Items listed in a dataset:
________________________________________
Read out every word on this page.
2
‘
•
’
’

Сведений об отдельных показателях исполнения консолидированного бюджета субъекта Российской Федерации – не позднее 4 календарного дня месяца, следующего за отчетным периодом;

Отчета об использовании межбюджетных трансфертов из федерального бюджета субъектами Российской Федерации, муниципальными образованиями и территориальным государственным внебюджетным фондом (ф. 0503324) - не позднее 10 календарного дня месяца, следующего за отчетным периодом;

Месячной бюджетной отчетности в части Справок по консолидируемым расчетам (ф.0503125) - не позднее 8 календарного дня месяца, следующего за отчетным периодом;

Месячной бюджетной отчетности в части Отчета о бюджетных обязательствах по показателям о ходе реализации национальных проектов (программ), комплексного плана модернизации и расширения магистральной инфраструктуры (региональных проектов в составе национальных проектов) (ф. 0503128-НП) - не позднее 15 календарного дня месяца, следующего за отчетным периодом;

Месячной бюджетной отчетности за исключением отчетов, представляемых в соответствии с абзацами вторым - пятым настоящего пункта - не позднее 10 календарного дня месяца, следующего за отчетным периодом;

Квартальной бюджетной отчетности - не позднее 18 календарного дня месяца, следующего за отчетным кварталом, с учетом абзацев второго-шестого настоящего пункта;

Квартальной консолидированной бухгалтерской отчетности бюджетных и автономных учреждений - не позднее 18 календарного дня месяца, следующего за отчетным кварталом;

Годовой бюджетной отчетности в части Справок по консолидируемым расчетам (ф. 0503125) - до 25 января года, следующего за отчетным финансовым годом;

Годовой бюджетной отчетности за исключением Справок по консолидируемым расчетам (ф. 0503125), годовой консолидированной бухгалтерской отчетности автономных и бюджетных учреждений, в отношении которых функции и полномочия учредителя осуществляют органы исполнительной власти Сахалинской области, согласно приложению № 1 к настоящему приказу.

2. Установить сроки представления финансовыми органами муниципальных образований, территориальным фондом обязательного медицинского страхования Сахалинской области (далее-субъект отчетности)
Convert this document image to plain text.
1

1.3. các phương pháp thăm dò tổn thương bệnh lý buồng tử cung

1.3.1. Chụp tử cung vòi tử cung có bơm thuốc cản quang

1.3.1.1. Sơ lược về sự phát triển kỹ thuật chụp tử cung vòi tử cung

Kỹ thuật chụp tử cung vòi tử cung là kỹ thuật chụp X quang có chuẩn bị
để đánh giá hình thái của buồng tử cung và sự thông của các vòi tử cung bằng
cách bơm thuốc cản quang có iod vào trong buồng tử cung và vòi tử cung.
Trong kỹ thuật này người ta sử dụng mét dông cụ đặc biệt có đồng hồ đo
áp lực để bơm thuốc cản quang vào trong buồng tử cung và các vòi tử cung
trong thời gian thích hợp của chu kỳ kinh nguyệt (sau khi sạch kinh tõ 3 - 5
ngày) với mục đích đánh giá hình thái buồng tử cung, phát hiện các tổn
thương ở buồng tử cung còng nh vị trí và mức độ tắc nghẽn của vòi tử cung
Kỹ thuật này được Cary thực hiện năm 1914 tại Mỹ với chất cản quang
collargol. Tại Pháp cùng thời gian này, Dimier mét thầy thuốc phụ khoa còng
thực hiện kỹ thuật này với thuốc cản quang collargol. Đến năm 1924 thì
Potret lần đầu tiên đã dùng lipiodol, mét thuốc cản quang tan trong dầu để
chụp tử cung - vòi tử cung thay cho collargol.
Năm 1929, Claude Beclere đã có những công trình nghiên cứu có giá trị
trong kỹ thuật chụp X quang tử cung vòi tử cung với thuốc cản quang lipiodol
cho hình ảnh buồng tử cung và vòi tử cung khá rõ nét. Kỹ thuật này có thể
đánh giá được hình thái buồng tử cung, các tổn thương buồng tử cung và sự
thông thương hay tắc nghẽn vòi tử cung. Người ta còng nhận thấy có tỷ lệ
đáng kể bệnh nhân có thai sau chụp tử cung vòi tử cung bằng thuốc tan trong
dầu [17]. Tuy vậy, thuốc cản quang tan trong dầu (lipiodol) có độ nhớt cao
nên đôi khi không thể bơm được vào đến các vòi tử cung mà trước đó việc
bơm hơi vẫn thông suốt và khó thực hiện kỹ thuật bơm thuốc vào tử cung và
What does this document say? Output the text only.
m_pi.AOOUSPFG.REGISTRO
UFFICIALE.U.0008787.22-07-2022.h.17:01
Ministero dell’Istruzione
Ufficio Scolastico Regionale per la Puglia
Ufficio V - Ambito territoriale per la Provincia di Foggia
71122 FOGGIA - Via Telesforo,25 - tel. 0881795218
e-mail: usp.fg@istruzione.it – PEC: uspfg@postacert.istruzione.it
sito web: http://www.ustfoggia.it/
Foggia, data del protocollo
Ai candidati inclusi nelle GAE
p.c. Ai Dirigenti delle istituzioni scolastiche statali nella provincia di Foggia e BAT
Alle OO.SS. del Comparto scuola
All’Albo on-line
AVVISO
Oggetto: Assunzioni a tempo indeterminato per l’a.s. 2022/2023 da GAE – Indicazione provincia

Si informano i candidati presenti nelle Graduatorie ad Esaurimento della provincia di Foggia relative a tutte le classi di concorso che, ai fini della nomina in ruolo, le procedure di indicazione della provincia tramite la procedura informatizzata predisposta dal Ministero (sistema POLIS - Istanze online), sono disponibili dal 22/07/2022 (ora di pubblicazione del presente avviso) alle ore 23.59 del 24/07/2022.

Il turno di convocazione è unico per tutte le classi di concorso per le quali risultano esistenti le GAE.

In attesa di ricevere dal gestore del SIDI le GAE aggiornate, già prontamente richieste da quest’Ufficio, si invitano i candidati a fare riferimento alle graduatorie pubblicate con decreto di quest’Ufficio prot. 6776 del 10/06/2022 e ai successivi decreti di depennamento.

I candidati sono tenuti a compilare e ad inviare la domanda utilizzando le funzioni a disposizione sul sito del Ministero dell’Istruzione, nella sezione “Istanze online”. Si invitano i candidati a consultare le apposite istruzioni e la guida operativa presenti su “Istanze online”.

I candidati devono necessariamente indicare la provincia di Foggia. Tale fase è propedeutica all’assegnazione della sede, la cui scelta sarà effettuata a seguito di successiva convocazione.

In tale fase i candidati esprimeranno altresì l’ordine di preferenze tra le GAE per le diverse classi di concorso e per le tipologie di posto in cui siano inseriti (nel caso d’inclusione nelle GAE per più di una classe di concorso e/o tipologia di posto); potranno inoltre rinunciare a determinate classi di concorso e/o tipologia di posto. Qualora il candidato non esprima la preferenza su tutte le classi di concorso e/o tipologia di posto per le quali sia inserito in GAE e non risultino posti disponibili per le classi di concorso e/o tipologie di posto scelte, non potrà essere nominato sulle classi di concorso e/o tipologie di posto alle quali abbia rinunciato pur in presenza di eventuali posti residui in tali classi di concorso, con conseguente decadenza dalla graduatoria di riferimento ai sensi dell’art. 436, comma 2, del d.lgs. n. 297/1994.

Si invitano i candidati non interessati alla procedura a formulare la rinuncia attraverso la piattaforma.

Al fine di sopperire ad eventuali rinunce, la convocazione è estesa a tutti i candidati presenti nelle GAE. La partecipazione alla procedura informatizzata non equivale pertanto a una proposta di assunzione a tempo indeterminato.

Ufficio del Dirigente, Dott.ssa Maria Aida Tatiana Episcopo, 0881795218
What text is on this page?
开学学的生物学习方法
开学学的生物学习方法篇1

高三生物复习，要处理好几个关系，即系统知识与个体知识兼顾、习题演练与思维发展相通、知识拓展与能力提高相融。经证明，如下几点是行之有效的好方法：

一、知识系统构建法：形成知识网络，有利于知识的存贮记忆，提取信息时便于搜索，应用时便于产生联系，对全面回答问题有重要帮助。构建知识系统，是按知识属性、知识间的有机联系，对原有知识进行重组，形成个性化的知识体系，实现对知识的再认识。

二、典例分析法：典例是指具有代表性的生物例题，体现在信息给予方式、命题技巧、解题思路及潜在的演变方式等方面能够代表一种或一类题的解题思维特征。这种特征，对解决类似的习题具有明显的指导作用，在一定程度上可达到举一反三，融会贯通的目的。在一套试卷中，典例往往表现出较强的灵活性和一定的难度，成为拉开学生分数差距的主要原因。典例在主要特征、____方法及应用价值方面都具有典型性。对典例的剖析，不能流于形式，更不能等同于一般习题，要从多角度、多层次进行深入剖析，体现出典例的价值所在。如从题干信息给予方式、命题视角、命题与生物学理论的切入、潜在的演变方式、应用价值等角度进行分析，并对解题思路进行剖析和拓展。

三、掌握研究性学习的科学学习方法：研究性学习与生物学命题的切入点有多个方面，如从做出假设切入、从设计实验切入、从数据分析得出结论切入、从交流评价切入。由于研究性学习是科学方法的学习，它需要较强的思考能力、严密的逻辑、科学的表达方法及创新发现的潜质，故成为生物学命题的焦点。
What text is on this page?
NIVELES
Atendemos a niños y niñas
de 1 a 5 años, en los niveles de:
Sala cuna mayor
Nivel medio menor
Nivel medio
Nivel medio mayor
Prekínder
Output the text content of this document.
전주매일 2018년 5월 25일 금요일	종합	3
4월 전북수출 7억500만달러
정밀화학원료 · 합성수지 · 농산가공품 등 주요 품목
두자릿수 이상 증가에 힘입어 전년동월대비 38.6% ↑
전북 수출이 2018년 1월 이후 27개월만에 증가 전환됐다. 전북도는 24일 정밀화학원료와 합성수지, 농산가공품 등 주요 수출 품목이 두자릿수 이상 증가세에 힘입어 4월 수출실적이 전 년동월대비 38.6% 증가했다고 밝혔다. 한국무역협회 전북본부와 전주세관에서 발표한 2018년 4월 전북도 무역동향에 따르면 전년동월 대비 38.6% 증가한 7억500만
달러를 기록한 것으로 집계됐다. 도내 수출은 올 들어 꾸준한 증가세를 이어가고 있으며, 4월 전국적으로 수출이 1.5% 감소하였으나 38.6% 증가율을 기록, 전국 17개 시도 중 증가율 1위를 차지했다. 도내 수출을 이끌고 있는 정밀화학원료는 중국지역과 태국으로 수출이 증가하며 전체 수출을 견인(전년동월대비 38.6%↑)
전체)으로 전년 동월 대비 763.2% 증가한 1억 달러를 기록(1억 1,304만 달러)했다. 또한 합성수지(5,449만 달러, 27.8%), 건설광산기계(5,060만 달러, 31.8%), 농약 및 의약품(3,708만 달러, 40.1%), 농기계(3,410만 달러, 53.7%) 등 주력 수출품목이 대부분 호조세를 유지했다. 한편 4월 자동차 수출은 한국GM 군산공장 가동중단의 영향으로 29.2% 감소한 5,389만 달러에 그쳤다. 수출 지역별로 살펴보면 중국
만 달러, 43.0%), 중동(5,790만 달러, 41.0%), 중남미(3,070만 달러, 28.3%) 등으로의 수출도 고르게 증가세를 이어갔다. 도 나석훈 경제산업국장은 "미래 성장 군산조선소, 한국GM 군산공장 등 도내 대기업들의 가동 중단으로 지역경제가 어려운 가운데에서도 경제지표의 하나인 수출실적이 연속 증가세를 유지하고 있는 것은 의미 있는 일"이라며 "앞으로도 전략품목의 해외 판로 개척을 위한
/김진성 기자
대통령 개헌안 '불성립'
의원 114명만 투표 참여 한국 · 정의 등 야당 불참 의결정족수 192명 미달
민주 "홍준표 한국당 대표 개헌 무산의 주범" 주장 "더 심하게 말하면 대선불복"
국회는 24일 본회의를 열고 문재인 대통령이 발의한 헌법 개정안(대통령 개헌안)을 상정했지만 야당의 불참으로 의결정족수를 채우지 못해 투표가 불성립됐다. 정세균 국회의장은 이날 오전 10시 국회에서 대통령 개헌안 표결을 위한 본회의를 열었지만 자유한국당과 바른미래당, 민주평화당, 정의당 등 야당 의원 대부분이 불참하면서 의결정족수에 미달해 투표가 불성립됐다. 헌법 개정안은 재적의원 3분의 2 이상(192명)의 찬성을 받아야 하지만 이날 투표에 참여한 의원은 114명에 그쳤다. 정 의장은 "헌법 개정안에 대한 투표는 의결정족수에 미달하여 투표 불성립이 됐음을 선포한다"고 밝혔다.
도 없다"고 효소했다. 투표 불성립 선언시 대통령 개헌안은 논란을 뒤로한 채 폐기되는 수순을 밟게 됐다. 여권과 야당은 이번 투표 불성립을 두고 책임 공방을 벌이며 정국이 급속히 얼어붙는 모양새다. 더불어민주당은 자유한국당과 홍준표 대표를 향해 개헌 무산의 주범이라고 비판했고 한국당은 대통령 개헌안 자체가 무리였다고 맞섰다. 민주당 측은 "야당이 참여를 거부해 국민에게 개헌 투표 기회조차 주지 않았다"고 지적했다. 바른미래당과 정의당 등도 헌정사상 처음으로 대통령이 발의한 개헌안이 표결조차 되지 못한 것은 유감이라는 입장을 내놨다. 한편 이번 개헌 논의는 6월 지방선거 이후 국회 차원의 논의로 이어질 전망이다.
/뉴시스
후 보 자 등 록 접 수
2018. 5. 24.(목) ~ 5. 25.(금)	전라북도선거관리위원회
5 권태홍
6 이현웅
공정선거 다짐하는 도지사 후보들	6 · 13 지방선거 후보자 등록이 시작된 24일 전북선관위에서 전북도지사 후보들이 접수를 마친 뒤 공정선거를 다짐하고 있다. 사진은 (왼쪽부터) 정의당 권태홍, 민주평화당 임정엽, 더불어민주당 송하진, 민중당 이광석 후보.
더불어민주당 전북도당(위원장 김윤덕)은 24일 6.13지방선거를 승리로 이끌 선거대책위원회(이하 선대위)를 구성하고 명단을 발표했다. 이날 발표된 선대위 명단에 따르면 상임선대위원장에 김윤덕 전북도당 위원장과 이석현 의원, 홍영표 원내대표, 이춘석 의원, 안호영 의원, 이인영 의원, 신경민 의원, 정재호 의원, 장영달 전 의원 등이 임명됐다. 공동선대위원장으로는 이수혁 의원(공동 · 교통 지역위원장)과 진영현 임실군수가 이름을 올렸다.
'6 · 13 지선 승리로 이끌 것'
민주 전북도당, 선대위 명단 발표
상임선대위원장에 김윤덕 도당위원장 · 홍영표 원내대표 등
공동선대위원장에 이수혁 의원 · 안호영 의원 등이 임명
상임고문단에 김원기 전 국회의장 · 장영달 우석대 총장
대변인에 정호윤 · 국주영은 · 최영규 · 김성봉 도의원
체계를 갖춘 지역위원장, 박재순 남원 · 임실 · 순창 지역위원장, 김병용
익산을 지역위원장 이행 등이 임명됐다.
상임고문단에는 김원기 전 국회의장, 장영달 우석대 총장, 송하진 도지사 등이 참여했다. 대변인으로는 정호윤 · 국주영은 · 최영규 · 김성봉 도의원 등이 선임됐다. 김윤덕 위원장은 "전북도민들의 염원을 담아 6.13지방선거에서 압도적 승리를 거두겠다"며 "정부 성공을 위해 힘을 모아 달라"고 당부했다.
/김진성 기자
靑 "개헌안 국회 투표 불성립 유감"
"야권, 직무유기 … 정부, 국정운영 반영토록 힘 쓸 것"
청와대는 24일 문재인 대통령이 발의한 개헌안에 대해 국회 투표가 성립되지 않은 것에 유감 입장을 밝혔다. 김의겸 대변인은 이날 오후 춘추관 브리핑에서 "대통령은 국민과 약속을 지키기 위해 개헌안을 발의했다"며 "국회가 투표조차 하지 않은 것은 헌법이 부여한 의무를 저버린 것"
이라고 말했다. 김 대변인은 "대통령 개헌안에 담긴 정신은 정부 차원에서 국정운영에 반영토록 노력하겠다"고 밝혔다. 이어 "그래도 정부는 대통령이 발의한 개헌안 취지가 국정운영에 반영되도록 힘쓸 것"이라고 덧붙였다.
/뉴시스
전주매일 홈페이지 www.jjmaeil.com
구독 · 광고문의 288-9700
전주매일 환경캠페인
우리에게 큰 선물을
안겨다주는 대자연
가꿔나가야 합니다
________________________________________
Copy every line of the records above that holds the word "informatizzata".

■ Solution:
Si informano i candidati presenti nelle Graduatorie ad Esaurimento della provincia di Foggia relative a tutte le classi di concorso che, ai fini della nomina in ruolo, le procedure di indicazione della provincia tramite la procedura informatizzata predisposta dal Ministero (sistema POLIS - Istanze online), sono disponibili dal 22/07/2022 (ora di pubblicazione del presente avviso) alle ore 23.59 del 24/07/2022.
Al fine di sopperire ad eventuali rinunce, la convocazione è estesa a tutti i candidati presenti nelle GAE. La partecipazione alla procedura informatizzata non equivale pertanto a una proposta di assunzione a tempo indeterminato.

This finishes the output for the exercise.